** Start of Text to read **
W. P. CAREY OWNED PORTFOLIO UPDATE

 

·                  In April 2013, W. P. Carey acquired the main European distribution center of the Tommy Hilfiger Group for approximately €27 million ($35 million). The 473,437 square foot facility is located in Venlo, Netherlands and is subject to an existing net lease with Tommy Hilfiger Europe B.V., which has been owned since 2010 by PVH Corp, one of the world’s largest apparel companies.

 

·                  In June 2013, W. P. Carey acquired the research and development (“R&D”) and class-A office facilities of Cargotec Corporation for approximately €40 million ($52 million). The 183,567 square foot facility is located in Tampere, Finland and is subject to a 20-year net lease with Cargotec. Cargotec is a Finnish public company that develops and manufactures cargo-handling machinery for ships, ports, terminals and local distribution. It operates in 120 countries, employs approximately 10,000 personnel globally and generated more than €3.3 billion ($4.3 billion) in revenues in 2012.

 

·                  In June 2013, W. P. Carey acquired the corporate headquarters of the Arbella Insurance Group for approximately $26 million. Located in Quincy, Massachusetts, the 132,160 square foot office facility is subject to an existing 14-year net lease with the company.
** End of Text to read **
- [What to work on]:
[A] According to the W. P. Carey portfolio update, in what city and country is the facility leased to Cargotec located?
[B] Write the next part of the W. P. Carey portfolio update, picking up after its last sentence.
** Start of Data extract **
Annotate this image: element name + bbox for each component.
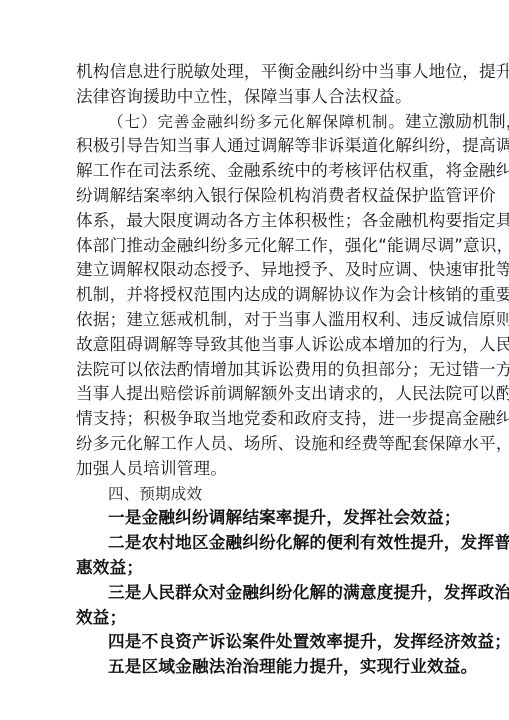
** End of Data extract **
- [Outputs for the tasks]:
[A] Tampere, Finland.

[B]
·                  During the second quarter of 2013, W. P. Carey disposed of four properties for total proceeds of $38 million.

 

·                  The W. P. Carey owned portfolio currently consists of 423 leased properties comprising 39.5 million square feet leased to approximately 123 corporate tenants. The average lease term of the portfolio is 8.8 years and the occupancy rate is approximately 98.9%.

 

W. P. CAREY MANAGED PORTFOLIO UPDATE

 

·                  W. P. Carey is the advisor to the CPA® REITs and Carey Watermark Investors Incorporated (“CWI”), which had aggregate real estate assets of $6.4 billion, cash of approximately $0.8 billion and total assets of $8.8 billion as of June 30, 2013. The average occupancy rate for the 77.3 million square feet owned by the CPA® REITs was approximately 98.8%.

 

CPA®:17 – GLOBAL ACTIVITY

 

·                  During the second quarter of 2013, we structured $113 million of new investments on behalf of CPA®:17 – Global, including two self-storage transactions totaling $87 million.

 

·                  In July 2013, we completed two sale-leaseback transactions totaling €95 million ($123 million) on behalf of CPA®:17 – Global, including an H&M Hennes & Mauritz AB logistics facility in Poznan, Poland for €64 million ($83 million) and the new European R&D center for Royal FreislandCampina NV in Wageningen, the Netherlands for €31 million ($40 million).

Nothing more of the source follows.